— Start The input —

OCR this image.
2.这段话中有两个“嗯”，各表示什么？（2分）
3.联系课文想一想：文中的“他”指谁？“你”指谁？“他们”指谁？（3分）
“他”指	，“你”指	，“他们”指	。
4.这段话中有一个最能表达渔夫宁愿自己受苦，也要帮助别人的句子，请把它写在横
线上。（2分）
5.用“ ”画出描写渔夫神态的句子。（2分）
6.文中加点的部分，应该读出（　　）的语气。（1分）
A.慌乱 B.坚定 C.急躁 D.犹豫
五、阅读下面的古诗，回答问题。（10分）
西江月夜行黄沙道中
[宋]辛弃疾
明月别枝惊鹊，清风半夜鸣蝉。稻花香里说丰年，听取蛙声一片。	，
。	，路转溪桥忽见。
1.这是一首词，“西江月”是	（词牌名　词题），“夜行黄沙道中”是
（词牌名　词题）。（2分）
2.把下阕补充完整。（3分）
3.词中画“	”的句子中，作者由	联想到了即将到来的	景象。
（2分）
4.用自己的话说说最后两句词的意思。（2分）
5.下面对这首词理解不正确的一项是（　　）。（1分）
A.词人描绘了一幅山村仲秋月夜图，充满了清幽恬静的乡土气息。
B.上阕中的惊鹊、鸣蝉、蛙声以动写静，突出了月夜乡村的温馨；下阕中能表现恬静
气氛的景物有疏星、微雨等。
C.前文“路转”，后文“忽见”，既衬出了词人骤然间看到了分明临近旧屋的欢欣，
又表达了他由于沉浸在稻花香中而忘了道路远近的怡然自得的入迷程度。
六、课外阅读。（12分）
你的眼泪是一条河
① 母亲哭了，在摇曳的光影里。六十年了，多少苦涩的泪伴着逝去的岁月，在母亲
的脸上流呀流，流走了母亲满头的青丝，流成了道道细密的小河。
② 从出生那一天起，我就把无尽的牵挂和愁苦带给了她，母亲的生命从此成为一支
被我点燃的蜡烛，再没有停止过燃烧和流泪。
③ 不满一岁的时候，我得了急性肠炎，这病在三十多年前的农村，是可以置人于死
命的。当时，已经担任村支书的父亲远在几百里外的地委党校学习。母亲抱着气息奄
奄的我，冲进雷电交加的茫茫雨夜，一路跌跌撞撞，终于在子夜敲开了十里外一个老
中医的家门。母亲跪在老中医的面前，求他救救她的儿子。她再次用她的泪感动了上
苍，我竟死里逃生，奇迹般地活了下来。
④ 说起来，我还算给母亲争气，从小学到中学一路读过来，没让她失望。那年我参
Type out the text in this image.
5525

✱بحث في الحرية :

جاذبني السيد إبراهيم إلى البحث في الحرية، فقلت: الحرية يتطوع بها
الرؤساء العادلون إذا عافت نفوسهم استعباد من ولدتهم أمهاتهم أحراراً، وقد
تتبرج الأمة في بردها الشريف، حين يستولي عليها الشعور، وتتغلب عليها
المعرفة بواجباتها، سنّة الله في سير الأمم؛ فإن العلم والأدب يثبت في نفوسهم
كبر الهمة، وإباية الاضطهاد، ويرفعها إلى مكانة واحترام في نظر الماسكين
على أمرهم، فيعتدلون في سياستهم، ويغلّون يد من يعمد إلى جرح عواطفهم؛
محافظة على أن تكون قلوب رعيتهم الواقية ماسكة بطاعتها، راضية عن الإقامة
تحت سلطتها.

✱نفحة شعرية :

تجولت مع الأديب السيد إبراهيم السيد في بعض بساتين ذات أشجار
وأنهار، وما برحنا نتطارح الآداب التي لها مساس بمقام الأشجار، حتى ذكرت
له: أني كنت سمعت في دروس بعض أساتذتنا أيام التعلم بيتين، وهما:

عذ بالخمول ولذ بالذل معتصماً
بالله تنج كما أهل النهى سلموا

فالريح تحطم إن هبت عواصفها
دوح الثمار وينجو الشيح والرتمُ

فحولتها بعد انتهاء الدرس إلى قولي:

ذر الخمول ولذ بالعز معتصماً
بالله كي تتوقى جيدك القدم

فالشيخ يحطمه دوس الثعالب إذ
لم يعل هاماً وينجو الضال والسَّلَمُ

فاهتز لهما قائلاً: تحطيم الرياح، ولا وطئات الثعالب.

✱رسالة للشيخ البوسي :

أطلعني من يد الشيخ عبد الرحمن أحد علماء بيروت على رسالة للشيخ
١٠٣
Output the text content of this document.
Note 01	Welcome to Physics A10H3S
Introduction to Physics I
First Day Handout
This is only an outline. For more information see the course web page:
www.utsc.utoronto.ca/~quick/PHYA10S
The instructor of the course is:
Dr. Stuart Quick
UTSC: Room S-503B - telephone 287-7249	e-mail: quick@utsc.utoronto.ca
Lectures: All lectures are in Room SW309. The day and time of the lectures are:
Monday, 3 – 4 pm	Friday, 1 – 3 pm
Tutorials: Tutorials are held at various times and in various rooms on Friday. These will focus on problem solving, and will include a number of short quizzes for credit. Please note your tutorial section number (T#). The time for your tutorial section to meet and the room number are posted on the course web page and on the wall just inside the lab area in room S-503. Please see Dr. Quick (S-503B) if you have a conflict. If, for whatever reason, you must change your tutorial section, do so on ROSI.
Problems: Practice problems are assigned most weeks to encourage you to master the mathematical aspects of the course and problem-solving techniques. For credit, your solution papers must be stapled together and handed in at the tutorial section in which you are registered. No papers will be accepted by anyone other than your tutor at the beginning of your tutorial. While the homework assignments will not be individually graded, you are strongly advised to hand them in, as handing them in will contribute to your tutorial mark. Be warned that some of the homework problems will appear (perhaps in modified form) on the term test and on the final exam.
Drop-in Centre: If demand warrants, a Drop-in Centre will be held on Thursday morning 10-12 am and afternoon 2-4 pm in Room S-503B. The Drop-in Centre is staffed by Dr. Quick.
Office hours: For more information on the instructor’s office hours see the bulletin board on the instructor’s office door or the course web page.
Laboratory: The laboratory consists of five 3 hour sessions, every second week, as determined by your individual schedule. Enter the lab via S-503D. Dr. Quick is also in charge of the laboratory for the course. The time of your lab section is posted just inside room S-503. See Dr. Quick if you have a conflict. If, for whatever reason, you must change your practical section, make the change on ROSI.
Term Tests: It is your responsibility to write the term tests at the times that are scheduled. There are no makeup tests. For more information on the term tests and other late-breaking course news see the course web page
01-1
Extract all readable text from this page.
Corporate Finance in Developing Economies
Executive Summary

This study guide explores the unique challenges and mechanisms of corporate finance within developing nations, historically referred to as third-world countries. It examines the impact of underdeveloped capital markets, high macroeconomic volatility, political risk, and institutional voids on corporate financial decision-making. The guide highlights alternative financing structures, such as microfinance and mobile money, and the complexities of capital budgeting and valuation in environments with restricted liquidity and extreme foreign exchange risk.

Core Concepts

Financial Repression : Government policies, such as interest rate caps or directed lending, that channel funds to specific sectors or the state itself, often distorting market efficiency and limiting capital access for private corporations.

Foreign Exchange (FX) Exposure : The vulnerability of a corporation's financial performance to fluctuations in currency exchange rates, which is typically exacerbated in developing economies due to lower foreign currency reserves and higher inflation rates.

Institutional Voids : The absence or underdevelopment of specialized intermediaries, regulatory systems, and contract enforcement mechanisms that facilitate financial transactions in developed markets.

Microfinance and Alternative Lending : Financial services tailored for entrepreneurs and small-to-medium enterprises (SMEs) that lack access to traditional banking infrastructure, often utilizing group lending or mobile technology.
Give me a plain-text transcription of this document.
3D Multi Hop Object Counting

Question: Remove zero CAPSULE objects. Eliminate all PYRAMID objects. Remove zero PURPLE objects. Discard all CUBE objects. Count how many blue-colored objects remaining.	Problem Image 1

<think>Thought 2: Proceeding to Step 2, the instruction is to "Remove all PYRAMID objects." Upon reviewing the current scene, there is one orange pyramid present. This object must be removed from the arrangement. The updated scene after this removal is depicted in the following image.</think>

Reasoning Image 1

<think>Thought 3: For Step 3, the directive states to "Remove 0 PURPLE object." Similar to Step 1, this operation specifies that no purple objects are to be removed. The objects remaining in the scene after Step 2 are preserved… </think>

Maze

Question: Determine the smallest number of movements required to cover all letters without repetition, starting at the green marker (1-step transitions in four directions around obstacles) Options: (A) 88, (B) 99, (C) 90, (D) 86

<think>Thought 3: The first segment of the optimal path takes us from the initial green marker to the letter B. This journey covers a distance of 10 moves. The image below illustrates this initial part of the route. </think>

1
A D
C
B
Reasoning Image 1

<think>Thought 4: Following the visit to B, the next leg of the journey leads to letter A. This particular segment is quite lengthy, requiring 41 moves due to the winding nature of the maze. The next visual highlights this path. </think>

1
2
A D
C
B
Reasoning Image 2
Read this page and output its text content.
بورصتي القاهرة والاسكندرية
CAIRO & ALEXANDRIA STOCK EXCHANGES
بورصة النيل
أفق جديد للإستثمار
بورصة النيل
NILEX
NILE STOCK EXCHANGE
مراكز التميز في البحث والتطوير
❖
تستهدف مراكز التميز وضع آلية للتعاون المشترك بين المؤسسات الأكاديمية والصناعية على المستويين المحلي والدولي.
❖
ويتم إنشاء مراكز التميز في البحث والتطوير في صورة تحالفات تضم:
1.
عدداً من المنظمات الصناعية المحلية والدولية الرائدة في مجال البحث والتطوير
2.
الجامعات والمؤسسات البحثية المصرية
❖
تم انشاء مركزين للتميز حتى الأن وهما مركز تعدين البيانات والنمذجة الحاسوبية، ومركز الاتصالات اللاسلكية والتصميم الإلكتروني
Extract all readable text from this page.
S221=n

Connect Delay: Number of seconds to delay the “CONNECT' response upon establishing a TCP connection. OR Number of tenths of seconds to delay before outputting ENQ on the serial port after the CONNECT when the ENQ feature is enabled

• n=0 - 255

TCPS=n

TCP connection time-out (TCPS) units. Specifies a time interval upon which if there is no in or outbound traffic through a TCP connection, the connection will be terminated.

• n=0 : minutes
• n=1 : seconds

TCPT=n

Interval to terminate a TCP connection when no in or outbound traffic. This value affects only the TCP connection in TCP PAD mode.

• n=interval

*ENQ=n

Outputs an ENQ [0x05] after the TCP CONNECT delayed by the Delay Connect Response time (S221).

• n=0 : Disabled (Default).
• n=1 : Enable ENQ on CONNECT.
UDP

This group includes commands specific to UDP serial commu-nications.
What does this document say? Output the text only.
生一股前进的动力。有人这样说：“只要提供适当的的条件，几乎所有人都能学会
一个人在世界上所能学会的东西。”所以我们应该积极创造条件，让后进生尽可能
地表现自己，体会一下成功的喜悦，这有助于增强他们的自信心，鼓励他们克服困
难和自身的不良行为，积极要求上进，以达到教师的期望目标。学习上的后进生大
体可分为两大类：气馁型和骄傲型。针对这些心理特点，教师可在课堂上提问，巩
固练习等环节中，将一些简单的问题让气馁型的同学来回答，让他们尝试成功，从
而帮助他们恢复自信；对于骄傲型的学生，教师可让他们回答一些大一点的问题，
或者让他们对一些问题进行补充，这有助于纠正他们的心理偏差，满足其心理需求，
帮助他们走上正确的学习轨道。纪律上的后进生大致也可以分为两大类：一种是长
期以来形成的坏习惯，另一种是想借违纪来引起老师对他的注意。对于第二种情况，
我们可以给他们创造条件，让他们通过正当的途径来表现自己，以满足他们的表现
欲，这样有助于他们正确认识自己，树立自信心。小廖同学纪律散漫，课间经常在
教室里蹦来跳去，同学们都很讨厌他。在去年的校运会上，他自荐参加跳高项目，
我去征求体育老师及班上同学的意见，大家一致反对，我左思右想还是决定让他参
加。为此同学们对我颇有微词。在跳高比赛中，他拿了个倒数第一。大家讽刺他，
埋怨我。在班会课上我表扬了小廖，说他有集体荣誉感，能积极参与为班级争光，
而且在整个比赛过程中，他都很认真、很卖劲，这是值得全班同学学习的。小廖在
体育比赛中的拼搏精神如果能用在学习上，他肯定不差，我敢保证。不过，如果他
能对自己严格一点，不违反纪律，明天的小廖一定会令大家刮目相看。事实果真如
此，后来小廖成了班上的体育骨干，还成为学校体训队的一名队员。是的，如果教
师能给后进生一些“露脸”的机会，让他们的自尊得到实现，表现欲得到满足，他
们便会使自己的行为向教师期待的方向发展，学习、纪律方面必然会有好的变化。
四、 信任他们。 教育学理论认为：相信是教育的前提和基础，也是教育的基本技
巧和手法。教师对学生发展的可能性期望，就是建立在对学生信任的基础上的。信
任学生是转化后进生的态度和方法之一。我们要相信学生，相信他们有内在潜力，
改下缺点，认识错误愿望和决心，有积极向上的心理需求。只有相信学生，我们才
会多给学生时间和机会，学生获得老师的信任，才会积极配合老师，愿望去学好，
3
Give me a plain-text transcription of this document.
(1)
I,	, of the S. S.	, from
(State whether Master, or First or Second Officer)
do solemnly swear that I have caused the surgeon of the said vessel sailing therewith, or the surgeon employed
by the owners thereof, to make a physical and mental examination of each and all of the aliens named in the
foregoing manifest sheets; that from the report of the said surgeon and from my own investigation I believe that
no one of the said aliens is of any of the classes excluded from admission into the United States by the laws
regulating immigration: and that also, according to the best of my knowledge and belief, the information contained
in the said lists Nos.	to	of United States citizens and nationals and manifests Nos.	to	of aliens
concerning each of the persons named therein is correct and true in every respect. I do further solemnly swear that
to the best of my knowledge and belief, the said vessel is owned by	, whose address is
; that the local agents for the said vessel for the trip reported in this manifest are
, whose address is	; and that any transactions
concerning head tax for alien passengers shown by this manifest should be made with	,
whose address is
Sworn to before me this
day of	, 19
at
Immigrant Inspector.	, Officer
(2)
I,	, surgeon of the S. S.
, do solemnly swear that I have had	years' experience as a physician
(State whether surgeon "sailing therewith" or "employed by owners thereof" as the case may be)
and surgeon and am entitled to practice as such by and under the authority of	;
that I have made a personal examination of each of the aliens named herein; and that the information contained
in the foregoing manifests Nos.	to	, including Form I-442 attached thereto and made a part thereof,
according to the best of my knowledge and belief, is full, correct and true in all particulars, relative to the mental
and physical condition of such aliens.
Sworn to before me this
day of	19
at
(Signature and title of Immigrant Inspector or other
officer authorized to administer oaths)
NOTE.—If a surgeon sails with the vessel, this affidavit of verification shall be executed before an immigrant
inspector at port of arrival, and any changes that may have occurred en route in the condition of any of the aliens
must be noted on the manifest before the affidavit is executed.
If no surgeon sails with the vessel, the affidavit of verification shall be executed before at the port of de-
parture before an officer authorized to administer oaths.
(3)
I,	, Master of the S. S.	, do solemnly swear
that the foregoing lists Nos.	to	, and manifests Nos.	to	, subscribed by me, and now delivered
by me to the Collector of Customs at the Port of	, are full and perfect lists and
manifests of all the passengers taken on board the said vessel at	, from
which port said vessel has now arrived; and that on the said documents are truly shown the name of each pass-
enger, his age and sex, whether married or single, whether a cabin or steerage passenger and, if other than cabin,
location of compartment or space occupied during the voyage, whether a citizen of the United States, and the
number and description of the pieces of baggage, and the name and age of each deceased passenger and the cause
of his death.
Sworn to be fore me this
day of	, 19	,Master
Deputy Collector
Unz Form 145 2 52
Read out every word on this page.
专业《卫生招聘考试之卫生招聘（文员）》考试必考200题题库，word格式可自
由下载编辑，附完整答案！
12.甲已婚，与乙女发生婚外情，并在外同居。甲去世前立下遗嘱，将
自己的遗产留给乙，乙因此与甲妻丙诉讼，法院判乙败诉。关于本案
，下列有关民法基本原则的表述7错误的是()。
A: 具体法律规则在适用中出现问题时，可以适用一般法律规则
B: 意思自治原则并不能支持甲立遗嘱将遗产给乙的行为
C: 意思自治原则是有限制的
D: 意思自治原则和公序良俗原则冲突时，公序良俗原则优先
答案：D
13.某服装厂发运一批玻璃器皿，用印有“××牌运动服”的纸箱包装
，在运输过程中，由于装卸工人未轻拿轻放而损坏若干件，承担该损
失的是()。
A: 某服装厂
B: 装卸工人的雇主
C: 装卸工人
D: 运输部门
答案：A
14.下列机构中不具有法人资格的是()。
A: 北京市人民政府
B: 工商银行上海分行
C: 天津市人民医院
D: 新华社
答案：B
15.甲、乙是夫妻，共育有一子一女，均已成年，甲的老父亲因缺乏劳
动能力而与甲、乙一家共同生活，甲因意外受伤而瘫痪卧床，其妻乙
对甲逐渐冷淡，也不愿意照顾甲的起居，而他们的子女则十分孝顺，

— End The input —

§ **Problem description**:
Identify and copy the lines holding the word "الحرية".

§ **Result for this exercise**:
✱بحث في الحرية :
جاذبني السيد إبراهيم إلى البحث في الحرية، فقلت: الحرية يتطوع بها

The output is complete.